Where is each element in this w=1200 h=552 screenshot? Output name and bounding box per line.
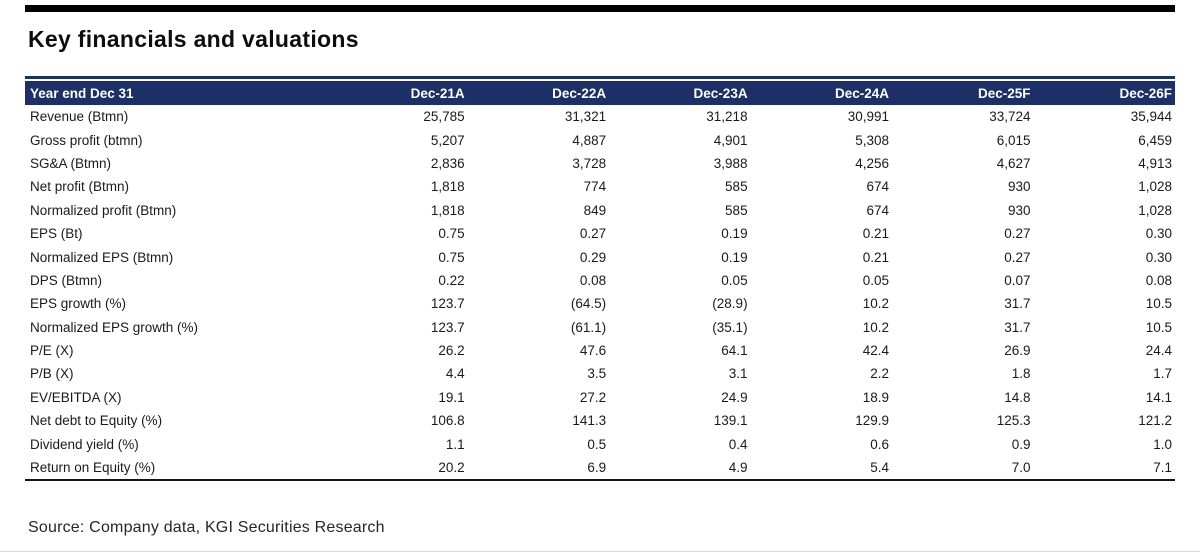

==

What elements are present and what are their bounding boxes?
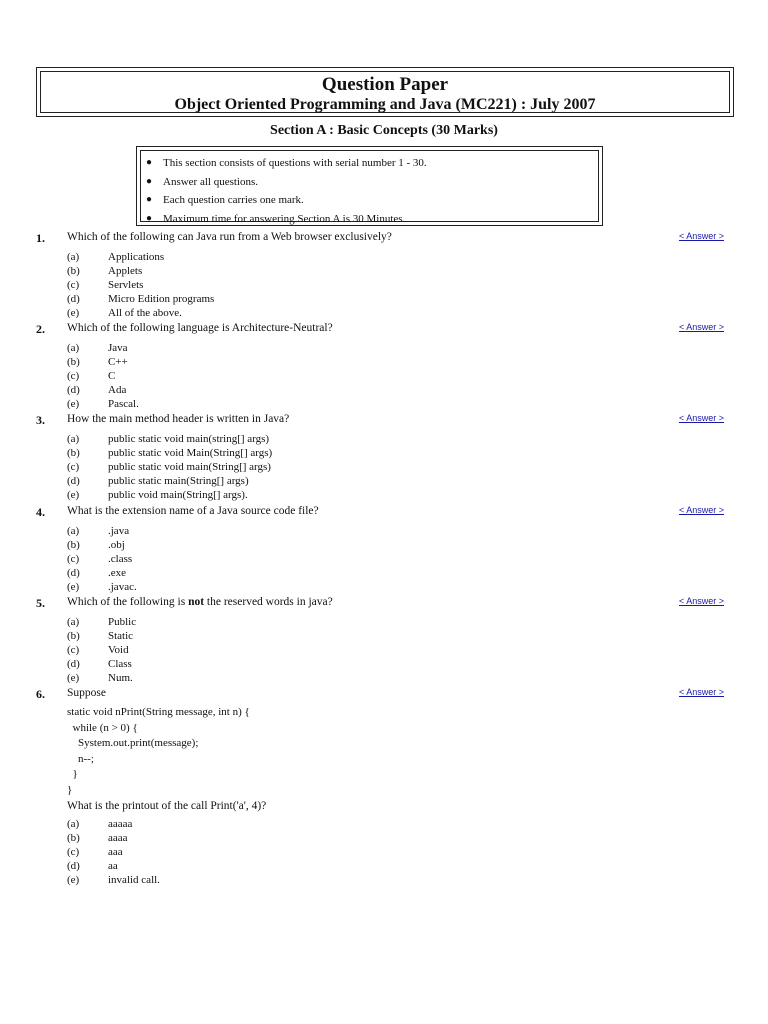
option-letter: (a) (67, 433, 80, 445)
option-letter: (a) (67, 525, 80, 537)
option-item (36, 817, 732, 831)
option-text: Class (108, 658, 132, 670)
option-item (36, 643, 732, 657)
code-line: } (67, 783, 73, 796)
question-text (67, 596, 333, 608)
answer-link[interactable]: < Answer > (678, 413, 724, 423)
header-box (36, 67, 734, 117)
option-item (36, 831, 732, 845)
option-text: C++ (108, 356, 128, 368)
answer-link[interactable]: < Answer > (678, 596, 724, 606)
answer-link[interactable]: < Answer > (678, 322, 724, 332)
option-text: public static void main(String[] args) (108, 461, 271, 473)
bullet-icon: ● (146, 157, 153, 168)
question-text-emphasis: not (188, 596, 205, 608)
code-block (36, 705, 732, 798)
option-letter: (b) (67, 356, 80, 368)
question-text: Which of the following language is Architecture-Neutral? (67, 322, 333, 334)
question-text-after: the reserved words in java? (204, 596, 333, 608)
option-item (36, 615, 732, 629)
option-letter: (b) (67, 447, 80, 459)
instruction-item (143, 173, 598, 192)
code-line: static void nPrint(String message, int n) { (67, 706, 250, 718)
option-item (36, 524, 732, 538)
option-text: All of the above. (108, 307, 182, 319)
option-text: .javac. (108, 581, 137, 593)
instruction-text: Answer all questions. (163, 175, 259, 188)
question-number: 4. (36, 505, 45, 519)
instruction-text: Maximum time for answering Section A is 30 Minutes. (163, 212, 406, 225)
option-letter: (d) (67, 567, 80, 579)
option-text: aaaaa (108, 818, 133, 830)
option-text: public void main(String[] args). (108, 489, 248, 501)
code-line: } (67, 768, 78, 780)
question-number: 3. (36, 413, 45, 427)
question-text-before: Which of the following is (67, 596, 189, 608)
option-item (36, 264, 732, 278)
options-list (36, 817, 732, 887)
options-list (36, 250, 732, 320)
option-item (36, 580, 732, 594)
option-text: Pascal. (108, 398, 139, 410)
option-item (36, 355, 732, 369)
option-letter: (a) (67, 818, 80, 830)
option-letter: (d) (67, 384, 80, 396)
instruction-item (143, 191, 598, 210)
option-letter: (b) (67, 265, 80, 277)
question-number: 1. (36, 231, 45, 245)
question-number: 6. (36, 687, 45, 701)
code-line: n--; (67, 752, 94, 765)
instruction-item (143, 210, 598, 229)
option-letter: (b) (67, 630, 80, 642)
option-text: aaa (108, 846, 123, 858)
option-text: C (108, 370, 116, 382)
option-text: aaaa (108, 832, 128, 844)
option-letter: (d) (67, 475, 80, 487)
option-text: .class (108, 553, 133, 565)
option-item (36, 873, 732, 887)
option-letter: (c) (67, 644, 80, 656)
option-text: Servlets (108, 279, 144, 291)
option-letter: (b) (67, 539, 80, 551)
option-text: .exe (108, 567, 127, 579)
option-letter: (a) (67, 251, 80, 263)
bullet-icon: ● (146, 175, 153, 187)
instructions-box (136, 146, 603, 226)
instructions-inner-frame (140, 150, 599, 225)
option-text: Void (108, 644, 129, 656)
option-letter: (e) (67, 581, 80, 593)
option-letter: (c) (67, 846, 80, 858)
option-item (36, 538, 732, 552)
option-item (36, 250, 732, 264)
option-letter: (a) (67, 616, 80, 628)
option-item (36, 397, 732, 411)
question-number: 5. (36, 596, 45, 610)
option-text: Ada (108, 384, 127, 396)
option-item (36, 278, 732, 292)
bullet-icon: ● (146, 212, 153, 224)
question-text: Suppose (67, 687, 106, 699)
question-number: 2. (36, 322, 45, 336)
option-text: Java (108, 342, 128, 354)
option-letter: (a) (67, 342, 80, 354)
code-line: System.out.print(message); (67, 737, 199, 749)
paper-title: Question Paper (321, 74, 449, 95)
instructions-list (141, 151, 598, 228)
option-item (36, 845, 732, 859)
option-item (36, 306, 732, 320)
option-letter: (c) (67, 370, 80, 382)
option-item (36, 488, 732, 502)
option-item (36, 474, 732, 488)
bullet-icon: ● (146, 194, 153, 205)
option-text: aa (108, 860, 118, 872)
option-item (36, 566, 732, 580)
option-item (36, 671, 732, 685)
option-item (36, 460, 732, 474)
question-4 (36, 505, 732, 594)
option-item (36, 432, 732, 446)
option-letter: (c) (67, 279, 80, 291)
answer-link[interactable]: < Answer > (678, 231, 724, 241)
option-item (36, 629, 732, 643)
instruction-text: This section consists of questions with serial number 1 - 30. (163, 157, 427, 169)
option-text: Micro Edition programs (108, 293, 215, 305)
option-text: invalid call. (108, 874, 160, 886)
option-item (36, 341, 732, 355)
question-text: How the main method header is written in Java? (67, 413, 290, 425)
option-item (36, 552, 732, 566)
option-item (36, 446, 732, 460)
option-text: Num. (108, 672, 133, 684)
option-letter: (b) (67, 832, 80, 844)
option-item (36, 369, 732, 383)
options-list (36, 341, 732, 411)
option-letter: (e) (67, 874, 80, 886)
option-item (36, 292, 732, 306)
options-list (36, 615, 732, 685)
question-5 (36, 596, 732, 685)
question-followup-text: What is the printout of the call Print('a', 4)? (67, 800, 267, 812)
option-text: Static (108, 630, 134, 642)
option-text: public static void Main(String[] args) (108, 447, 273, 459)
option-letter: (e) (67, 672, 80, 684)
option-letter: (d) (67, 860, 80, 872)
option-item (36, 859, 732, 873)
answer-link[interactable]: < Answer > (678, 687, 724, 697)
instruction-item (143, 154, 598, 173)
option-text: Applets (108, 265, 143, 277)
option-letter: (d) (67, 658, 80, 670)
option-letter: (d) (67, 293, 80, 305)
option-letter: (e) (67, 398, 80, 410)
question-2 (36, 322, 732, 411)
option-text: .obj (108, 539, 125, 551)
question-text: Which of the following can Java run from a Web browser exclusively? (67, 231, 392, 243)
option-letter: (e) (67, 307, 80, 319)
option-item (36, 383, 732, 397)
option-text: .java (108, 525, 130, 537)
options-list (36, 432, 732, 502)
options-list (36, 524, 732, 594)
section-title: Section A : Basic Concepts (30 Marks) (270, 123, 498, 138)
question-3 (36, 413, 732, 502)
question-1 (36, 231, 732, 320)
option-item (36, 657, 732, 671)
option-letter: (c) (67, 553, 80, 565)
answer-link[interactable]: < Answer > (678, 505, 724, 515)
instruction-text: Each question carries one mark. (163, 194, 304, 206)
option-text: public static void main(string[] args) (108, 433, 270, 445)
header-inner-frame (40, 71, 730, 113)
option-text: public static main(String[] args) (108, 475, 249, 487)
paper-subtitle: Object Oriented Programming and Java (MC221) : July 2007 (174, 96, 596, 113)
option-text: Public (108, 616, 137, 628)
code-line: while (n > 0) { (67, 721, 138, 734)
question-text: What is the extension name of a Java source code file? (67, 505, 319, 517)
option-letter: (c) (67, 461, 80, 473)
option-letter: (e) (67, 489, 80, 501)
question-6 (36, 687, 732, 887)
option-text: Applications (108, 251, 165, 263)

*Given problem:* Retype the rows in the stretch from the line containing "What elements are" through the line containing "option-text: aaaaa (108, 818, 133, 830)", and leave the pictures out of your answer.

*Reply:*
What elements are present and what are their bounding boxes?
option-letter: (a) (67, 433, 80, 445)
option-letter: (a) (67, 525, 80, 537)
option-item (36, 817, 732, 831)
option-text: Class (108, 658, 132, 670)
option-item (36, 643, 732, 657)
code-line: } (67, 783, 73, 796)
question-text (67, 596, 333, 608)
answer-link[interactable]: < Answer > (678, 413, 724, 423)
header-box (36, 67, 734, 117)
option-item (36, 831, 732, 845)
option-text: C++ (108, 356, 128, 368)
answer-link[interactable]: < Answer > (678, 596, 724, 606)
answer-link[interactable]: < Answer > (678, 322, 724, 332)
option-text: public static void main(String[] args) (108, 461, 271, 473)
bullet-icon: ● (146, 157, 153, 168)
question-text-emphasis: not (188, 596, 205, 608)
code-block (36, 705, 732, 798)
option-letter: (b) (67, 356, 80, 368)
question-text: Which of the following language is Architecture-Neutral? (67, 322, 333, 334)
question-text-after: the reserved words in java? (204, 596, 333, 608)
option-item (36, 615, 732, 629)
option-letter: (b) (67, 447, 80, 459)
instruction-item (143, 173, 598, 192)
code-line: static void nPrint(String message, int n) { (67, 706, 250, 718)
option-item (36, 524, 732, 538)
option-text: All of the above. (108, 307, 182, 319)
option-text: .javac. (108, 581, 137, 593)
instruction-text: Answer all questions. (163, 175, 259, 188)
question-number: 4. (36, 505, 45, 519)
instruction-text: Maximum time for answering Section A is 30 Minutes. (163, 212, 406, 225)
option-letter: (d) (67, 567, 80, 579)
option-text: aaaaa (108, 818, 133, 830)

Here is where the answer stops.